Written request: Copy out each line in the material below that has the word "code".

Data shown:
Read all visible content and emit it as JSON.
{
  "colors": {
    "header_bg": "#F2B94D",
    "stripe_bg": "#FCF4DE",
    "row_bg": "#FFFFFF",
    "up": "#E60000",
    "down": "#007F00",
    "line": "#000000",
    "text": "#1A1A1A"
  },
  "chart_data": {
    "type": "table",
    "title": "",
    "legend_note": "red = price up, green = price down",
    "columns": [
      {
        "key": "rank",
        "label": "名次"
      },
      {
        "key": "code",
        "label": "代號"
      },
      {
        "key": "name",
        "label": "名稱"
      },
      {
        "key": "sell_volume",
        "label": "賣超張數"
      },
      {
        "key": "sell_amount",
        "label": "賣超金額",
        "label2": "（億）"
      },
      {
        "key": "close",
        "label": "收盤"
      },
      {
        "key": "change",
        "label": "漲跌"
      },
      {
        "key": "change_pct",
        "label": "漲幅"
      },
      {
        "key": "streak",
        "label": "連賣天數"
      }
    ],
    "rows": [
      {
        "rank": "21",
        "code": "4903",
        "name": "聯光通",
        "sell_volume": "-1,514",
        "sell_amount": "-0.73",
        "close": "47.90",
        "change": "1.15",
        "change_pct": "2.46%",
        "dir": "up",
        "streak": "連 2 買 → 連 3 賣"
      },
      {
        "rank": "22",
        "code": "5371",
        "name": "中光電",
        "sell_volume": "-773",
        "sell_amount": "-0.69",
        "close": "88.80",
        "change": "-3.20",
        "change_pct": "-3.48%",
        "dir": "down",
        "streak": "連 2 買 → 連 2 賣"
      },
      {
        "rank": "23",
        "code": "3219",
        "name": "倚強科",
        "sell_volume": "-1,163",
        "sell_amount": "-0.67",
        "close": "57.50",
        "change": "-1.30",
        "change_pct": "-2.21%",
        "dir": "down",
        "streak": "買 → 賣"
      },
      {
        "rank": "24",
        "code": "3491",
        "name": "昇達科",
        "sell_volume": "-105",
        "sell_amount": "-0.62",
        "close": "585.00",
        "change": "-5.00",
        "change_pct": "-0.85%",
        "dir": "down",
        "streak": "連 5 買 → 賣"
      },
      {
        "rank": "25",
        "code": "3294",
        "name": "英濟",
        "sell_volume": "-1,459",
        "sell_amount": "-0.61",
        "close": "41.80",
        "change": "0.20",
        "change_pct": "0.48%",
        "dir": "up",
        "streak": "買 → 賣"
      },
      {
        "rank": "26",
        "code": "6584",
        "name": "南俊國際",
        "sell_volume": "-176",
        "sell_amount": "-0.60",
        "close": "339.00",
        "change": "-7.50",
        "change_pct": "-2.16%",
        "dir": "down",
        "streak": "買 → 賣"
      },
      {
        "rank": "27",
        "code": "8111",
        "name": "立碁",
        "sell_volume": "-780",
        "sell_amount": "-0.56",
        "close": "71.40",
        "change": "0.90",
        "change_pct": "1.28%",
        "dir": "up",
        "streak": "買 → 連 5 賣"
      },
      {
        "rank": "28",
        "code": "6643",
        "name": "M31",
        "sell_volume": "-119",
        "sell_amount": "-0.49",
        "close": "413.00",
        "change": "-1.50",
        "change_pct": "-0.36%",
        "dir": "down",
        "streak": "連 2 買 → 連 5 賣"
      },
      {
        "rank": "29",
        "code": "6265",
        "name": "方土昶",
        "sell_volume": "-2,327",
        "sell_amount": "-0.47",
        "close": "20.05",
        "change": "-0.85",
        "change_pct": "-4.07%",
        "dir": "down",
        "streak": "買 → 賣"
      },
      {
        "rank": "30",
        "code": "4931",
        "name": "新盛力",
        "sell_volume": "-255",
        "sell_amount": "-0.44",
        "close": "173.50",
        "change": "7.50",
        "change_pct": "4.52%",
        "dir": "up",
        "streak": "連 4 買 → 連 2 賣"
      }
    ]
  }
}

Reply:
        "key": "code",
        "code": "4903",
        "code": "5371",
        "code": "3219",
        "code": "3491",
        "code": "3294",
        "code": "6584",
        "code": "8111",
        "code": "6643",
        "code": "6265",
        "code": "4931",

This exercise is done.